Raw data:
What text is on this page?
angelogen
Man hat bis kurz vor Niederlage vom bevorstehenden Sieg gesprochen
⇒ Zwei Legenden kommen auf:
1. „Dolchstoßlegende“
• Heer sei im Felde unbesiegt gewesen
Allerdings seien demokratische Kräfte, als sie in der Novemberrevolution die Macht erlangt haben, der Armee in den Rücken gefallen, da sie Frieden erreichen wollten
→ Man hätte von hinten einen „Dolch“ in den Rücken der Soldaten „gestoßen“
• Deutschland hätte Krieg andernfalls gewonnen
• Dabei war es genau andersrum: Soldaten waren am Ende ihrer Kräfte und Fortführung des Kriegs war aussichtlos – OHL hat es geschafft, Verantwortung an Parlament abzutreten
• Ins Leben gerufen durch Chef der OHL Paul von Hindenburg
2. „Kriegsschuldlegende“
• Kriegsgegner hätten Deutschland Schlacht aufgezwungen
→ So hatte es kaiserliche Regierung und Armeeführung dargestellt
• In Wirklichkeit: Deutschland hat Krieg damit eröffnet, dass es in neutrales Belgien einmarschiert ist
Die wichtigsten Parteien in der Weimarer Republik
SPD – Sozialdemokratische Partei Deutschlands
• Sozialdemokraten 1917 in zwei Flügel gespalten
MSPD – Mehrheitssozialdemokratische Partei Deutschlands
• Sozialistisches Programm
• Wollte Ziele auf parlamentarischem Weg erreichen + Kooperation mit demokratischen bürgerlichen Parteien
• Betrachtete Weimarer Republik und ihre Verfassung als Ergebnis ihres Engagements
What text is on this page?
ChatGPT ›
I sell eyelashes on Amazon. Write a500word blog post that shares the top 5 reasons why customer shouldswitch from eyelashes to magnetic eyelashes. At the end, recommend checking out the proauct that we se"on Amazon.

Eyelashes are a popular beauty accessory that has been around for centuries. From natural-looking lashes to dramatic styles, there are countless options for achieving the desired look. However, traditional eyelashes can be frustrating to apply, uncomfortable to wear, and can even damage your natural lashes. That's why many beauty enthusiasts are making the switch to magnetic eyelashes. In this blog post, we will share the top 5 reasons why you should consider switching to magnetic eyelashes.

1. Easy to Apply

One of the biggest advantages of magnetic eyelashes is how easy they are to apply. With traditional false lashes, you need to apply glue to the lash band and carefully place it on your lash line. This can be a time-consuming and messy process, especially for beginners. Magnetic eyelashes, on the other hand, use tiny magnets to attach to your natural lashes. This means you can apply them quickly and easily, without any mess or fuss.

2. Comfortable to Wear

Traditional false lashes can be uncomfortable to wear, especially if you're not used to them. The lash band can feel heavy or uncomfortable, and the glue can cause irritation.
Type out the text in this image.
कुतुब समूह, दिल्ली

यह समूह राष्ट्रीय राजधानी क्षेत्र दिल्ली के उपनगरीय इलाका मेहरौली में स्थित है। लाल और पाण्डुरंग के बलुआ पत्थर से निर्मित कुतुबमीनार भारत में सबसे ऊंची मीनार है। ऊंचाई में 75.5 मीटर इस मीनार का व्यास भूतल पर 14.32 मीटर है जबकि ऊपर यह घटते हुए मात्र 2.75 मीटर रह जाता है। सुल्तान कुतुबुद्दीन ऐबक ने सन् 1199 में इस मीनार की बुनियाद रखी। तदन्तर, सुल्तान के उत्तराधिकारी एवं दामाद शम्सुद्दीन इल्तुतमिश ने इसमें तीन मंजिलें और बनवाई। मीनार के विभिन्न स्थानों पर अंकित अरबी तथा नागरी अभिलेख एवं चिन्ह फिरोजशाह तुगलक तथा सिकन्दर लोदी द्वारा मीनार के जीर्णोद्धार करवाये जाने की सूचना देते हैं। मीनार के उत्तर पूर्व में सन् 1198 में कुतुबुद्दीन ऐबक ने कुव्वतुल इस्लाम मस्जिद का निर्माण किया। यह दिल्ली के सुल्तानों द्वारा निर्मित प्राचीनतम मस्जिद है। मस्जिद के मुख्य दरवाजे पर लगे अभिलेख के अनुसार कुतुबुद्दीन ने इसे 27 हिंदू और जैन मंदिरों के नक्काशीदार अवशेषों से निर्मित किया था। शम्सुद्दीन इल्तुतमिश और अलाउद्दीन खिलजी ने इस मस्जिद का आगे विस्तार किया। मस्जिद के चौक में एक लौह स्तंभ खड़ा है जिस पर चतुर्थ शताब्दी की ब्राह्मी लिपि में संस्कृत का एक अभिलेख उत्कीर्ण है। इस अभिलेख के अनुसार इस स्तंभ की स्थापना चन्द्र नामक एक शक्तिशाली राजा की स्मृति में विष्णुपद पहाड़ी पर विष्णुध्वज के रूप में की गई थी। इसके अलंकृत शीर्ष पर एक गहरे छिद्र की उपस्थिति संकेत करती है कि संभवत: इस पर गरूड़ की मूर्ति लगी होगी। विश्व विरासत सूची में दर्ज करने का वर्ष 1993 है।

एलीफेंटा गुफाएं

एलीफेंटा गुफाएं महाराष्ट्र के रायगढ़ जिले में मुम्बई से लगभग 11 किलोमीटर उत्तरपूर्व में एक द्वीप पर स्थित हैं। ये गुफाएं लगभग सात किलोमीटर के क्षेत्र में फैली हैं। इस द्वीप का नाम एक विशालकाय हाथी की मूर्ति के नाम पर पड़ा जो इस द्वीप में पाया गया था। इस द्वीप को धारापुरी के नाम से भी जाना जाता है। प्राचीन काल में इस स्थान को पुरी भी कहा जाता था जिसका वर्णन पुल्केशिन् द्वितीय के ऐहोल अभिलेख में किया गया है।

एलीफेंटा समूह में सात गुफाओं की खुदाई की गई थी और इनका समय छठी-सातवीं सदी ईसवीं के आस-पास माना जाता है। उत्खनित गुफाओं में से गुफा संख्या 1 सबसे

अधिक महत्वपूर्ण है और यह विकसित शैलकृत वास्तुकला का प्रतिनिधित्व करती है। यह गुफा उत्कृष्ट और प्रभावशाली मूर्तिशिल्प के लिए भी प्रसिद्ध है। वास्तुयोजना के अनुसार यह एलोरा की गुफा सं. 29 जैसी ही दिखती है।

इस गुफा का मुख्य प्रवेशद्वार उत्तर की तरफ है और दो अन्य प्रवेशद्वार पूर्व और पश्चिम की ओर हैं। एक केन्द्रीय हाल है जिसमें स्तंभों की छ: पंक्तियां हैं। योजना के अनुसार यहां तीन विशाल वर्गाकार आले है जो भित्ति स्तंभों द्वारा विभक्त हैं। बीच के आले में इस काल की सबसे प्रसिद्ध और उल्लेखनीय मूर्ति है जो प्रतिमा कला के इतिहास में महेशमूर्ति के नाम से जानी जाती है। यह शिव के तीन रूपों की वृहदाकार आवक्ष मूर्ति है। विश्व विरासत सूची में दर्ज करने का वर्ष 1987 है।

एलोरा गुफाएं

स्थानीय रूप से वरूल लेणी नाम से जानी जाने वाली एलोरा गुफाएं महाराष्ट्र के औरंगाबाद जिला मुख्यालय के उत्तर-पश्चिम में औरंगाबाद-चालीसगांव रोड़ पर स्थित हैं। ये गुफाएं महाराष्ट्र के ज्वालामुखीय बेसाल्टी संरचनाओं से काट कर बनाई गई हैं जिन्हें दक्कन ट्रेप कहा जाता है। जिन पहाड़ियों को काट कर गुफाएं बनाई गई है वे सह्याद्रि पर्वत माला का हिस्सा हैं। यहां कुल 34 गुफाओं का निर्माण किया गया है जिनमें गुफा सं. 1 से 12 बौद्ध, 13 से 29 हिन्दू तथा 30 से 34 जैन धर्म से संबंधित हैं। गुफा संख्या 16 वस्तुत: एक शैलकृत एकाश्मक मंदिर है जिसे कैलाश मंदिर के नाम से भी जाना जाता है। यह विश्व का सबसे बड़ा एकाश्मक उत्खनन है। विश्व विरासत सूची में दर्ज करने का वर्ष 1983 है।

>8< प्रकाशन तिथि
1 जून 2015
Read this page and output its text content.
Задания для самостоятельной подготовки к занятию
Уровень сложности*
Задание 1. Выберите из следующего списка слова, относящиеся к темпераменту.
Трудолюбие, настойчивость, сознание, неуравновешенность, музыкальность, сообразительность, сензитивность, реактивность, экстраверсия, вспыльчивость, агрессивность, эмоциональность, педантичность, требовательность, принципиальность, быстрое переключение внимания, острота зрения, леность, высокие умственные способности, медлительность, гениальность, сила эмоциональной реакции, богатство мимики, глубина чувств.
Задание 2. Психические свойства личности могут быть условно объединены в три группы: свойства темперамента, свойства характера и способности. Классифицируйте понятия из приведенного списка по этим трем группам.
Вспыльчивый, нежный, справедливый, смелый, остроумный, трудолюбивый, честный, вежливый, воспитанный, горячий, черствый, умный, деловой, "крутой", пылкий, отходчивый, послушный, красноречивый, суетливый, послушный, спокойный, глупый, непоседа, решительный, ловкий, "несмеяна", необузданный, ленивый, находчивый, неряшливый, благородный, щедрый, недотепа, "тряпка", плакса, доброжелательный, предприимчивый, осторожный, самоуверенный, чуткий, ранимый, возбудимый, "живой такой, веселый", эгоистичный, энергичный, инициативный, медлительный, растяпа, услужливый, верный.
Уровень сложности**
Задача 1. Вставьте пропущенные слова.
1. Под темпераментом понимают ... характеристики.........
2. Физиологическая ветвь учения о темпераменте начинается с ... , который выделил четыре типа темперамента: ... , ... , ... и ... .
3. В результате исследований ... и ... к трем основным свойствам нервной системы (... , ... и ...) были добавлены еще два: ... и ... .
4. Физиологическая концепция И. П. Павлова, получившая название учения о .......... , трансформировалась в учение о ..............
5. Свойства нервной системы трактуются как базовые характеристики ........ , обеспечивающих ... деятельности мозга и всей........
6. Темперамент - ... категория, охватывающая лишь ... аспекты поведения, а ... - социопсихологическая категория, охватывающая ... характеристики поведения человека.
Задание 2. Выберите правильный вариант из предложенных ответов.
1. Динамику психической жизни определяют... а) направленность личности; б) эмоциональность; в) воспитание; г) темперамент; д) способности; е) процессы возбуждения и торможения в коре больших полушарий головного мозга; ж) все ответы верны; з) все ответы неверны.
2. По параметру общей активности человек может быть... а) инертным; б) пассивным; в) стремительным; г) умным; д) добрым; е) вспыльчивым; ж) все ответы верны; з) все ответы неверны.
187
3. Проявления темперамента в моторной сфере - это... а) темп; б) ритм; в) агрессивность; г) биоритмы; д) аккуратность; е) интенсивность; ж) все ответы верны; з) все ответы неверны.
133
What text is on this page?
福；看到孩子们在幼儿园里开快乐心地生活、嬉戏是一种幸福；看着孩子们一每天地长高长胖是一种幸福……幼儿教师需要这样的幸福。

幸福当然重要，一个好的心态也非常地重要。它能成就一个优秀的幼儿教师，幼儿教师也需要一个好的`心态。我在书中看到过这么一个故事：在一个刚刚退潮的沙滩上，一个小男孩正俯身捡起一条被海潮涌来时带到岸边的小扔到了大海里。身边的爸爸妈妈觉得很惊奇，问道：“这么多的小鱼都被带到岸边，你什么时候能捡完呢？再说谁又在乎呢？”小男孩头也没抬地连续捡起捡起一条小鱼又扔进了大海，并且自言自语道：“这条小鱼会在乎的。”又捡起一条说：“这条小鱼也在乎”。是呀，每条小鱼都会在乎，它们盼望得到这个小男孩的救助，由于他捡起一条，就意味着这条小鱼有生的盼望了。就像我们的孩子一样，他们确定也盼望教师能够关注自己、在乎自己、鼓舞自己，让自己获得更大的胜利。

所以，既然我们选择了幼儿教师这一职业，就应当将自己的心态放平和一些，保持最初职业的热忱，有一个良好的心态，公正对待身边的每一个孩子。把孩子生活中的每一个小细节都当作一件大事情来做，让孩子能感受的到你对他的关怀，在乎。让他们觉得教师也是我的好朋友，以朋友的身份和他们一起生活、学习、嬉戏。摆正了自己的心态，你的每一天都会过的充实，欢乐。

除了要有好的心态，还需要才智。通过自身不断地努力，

Exercise directions: Take every line above carrying "false" and return it.

Completed exercise:
One of the biggest advantages of magnetic eyelashes is how easy they are to apply. With traditional false lashes, you need to apply glue to the lash band and carefully place it on your lash line. This can be a time-consuming and messy process, especially for beginners. Magnetic eyelashes, on the other hand, use tiny magnets to attach to your natural lashes. This means you can apply them quickly and easily, without any mess or fuss.
Traditional false lashes can be uncomfortable to wear, especially if you're not used to them. The lash band can feel heavy or uncomfortable, and the glue can cause irritation.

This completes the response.